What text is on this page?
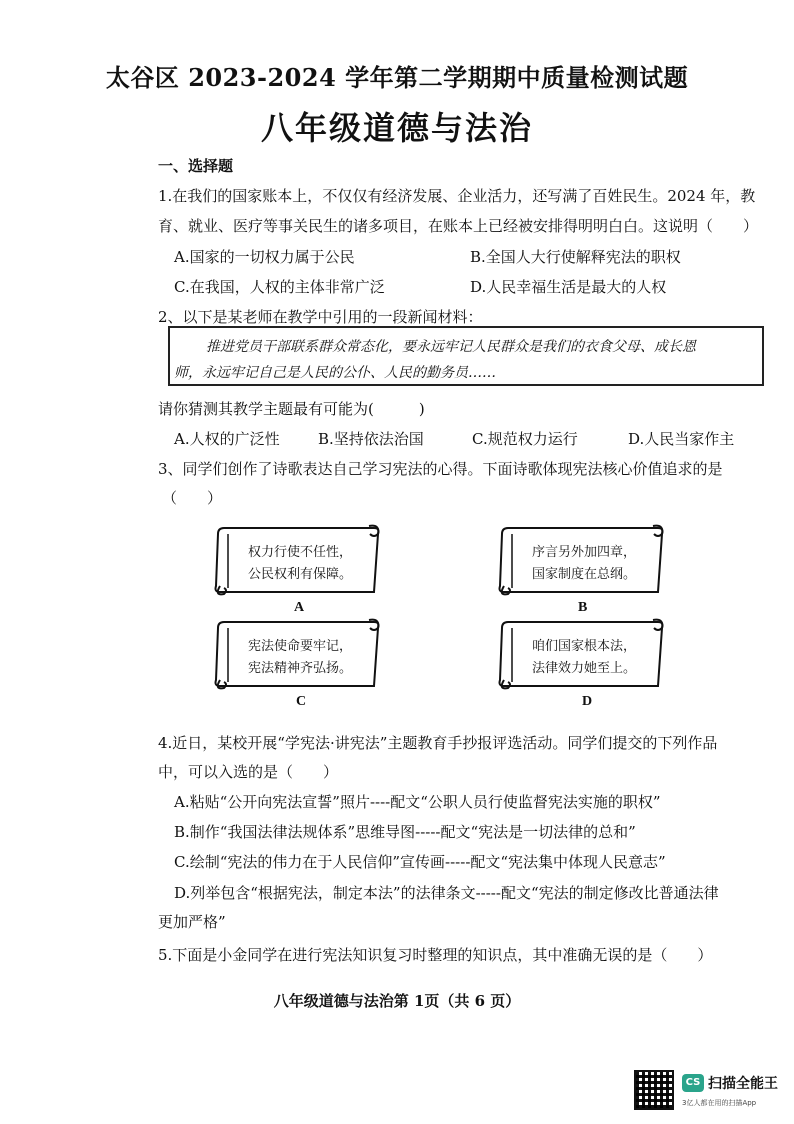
太谷区 2023-2024 学年第二学期期中质量检测试题
八年级道德与法治
一、选择题
1.在我们的国家账本上，不仅仅有经济发展、企业活力，还写满了百姓民生。2024 年，教
育、就业、医疗等事关民生的诸多项目，在账本上已经被安排得明明白白。这说明（　　）
A.国家的一切权力属于公民	B.全国人大行使解释宪法的职权
C.在我国，人权的主体非常广泛	D.人民幸福生活是最大的人权
2、以下是某老师在教学中引用的一段新闻材料：
推进党员干部联系群众常态化，要永远牢记人民群众是我们的衣食父母、成长恩
师，永远牢记自己是人民的公仆、人民的勤务员……
请你猜测其教学主题最有可能为(　　　)
A.人权的广泛性	B.坚持依法治国	C.规范权力运行	D.人民当家作主
3、同学们创作了诗歌表达自己学习宪法的心得。下面诗歌体现宪法核心价值追求的是
（　　）
权力行使不任性，
公民权利有保障。
A
序言另外加四章，
国家制度在总纲。
B
宪法使命要牢记，
宪法精神齐弘扬。
C
咱们国家根本法，
法律效力她至上。
D
4.近日，某校开展“学宪法·讲宪法”主题教育手抄报评选活动。同学们提交的下列作品
中，可以入选的是（　　）
A.粘贴“公开向宪法宣誓”照片----配文“公职人员行使监督宪法实施的职权”
B.制作“我国法律法规体系”思维导图-----配文“宪法是一切法律的总和”
C.绘制“宪法的伟力在于人民信仰”宣传画-----配文“宪法集中体现人民意志”
D.列举包含“根据宪法，制定本法”的法律条文-----配文“宪法的制定修改比普通法律
更加严格”
5.下面是小金同学在进行宪法知识复习时整理的知识点，其中准确无误的是（　　）
八年级道德与法治第 1页（共 6 页）
CS 扫描全能王
3亿人都在用的扫描App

## WHAT NEEDS TO BE DONE
Quote the records above exactly, leaving out any pictures.

## TASK ANSWER
What text is on this page?
太谷区 2023-2024 学年第二学期期中质量检测试题
八年级道德与法治
一、选择题
1.在我们的国家账本上，不仅仅有经济发展、企业活力，还写满了百姓民生。2024 年，教
育、就业、医疗等事关民生的诸多项目，在账本上已经被安排得明明白白。这说明（　　）
A.国家的一切权力属于公民	B.全国人大行使解释宪法的职权
C.在我国，人权的主体非常广泛	D.人民幸福生活是最大的人权
2、以下是某老师在教学中引用的一段新闻材料：
推进党员干部联系群众常态化，要永远牢记人民群众是我们的衣食父母、成长恩
师，永远牢记自己是人民的公仆、人民的勤务员……
请你猜测其教学主题最有可能为(　　　)
A.人权的广泛性	B.坚持依法治国	C.规范权力运行	D.人民当家作主
3、同学们创作了诗歌表达自己学习宪法的心得。下面诗歌体现宪法核心价值追求的是
（　　）
权力行使不任性，
公民权利有保障。
A
序言另外加四章，
国家制度在总纲。
B
宪法使命要牢记，
宪法精神齐弘扬。
C
咱们国家根本法，
法律效力她至上。
D
4.近日，某校开展“学宪法·讲宪法”主题教育手抄报评选活动。同学们提交的下列作品
中，可以入选的是（　　）
A.粘贴“公开向宪法宣誓”照片----配文“公职人员行使监督宪法实施的职权”
B.制作“我国法律法规体系”思维导图-----配文“宪法是一切法律的总和”
C.绘制“宪法的伟力在于人民信仰”宣传画-----配文“宪法集中体现人民意志”
D.列举包含“根据宪法，制定本法”的法律条文-----配文“宪法的制定修改比普通法律
更加严格”
5.下面是小金同学在进行宪法知识复习时整理的知识点，其中准确无误的是（　　）
八年级道德与法治第 1页（共 6 页）
CS 扫描全能王
3亿人都在用的扫描App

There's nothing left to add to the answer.